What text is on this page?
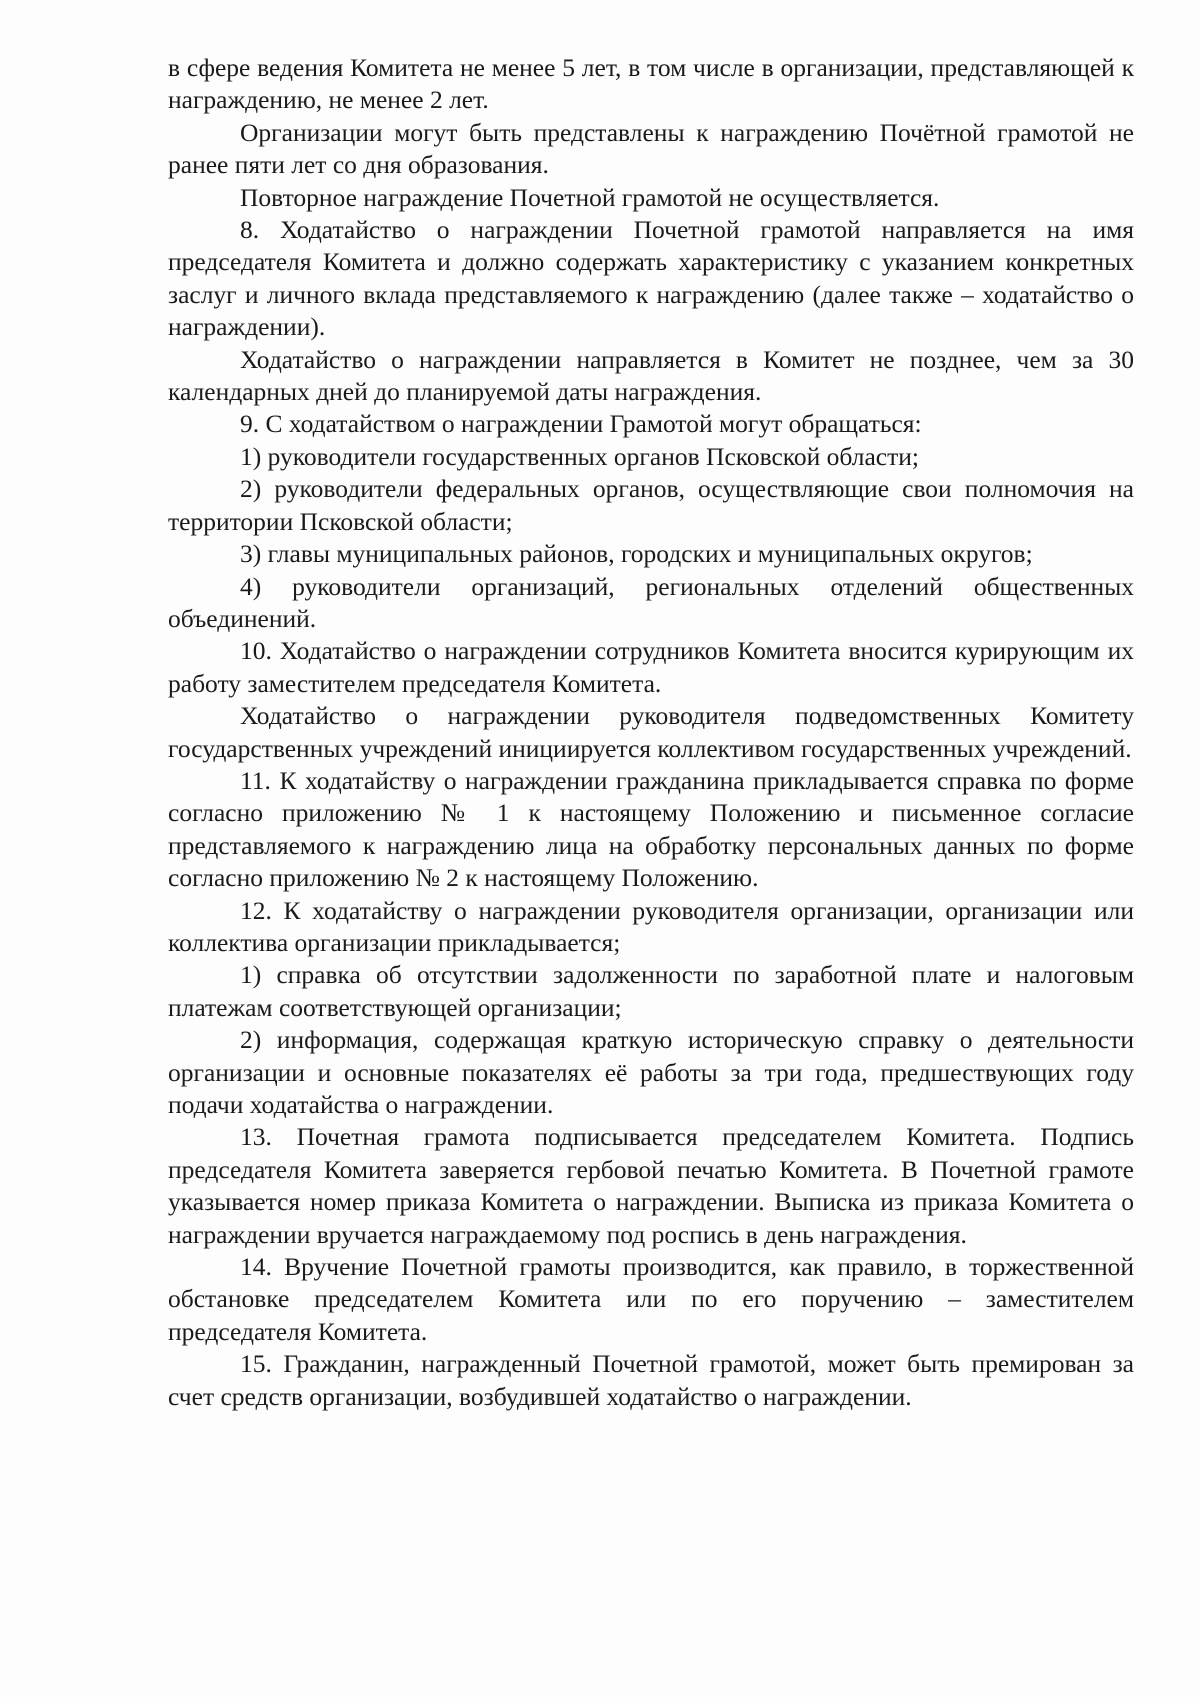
в сфере ведения Комитета не менее 5 лет, в том числе в организации, представляющей к награждению, не менее 2 лет.

Организации могут быть представлены к награждению Почётной грамотой не ранее пяти лет со дня образования.

Повторное награждение Почетной грамотой не осуществляется.

8. Ходатайство о награждении Почетной грамотой направляется на имя председателя Комитета и должно содержать характеристику с указанием конкретных заслуг и личного вклада представляемого к награждению (далее также – ходатайство о награждении).

Ходатайство о награждении направляется в Комитет не позднее, чем за 30 календарных дней до планируемой даты награждения.

9. С ходатайством о награждении Грамотой могут обращаться:

1) руководители государственных органов Псковской области;

2) руководители федеральных органов, осуществляющие свои полномочия на территории Псковской области;

3) главы муниципальных районов, городских и муниципальных округов;

4) руководители организаций, региональных отделений общественных объединений.

10. Ходатайство о награждении сотрудников Комитета вносится курирующим их работу заместителем председателя Комитета.

Ходатайство о награждении руководителя подведомственных Комитету государственных учреждений инициируется коллективом государственных учреждений.

11. К ходатайству о награждении гражданина прикладывается справка по форме согласно приложению № 1 к настоящему Положению и письменное согласие представляемого к награждению лица на обработку персональных данных по форме согласно приложению № 2 к настоящему Положению.

12. К ходатайству о награждении руководителя организации, организации или коллектива организации прикладывается;

1) справка об отсутствии задолженности по заработной плате и налоговым платежам соответствующей организации;

2) информация, содержащая краткую историческую справку о деятельности организации и основные показателях её работы за три года, предшествующих году подачи ходатайства о награждении.

13. Почетная грамота подписывается председателем Комитета. Подпись председателя Комитета заверяется гербовой печатью Комитета. В Почетной грамоте указывается номер приказа Комитета о награждении. Выписка из приказа Комитета о награждении вручается награждаемому под роспись в день награждения.

14. Вручение Почетной грамоты производится, как правило, в торжественной обстановке председателем Комитета или по его поручению – заместителем председателя Комитета.

15. Гражданин, награжденный Почетной грамотой, может быть премирован за счет средств организации, возбудившей ходатайство о награждении.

---

## Required task
Repeat each line of the records above exactly, but do not copy the pictures.

## The completed task
What text is on this page?
в сфере ведения Комитета не менее 5 лет, в том числе в организации, представляющей к награждению, не менее 2 лет.

Организации могут быть представлены к награждению Почётной грамотой не ранее пяти лет со дня образования.

Повторное награждение Почетной грамотой не осуществляется.

8. Ходатайство о награждении Почетной грамотой направляется на имя председателя Комитета и должно содержать характеристику с указанием конкретных заслуг и личного вклада представляемого к награждению (далее также – ходатайство о награждении).

Ходатайство о награждении направляется в Комитет не позднее, чем за 30 календарных дней до планируемой даты награждения.

9. С ходатайством о награждении Грамотой могут обращаться:

1) руководители государственных органов Псковской области;

2) руководители федеральных органов, осуществляющие свои полномочия на территории Псковской области;

3) главы муниципальных районов, городских и муниципальных округов;

4) руководители организаций, региональных отделений общественных объединений.

10. Ходатайство о награждении сотрудников Комитета вносится курирующим их работу заместителем председателя Комитета.

Ходатайство о награждении руководителя подведомственных Комитету государственных учреждений инициируется коллективом государственных учреждений.

11. К ходатайству о награждении гражданина прикладывается справка по форме согласно приложению № 1 к настоящему Положению и письменное согласие представляемого к награждению лица на обработку персональных данных по форме согласно приложению № 2 к настоящему Положению.

12. К ходатайству о награждении руководителя организации, организации или коллектива организации прикладывается;

1) справка об отсутствии задолженности по заработной плате и налоговым платежам соответствующей организации;

2) информация, содержащая краткую историческую справку о деятельности организации и основные показателях её работы за три года, предшествующих году подачи ходатайства о награждении.

13. Почетная грамота подписывается председателем Комитета. Подпись председателя Комитета заверяется гербовой печатью Комитета. В Почетной грамоте указывается номер приказа Комитета о награждении. Выписка из приказа Комитета о награждении вручается награждаемому под роспись в день награждения.

14. Вручение Почетной грамоты производится, как правило, в торжественной обстановке председателем Комитета или по его поручению – заместителем председателя Комитета.

15. Гражданин, награжденный Почетной грамотой, может быть премирован за счет средств организации, возбудившей ходатайство о награждении.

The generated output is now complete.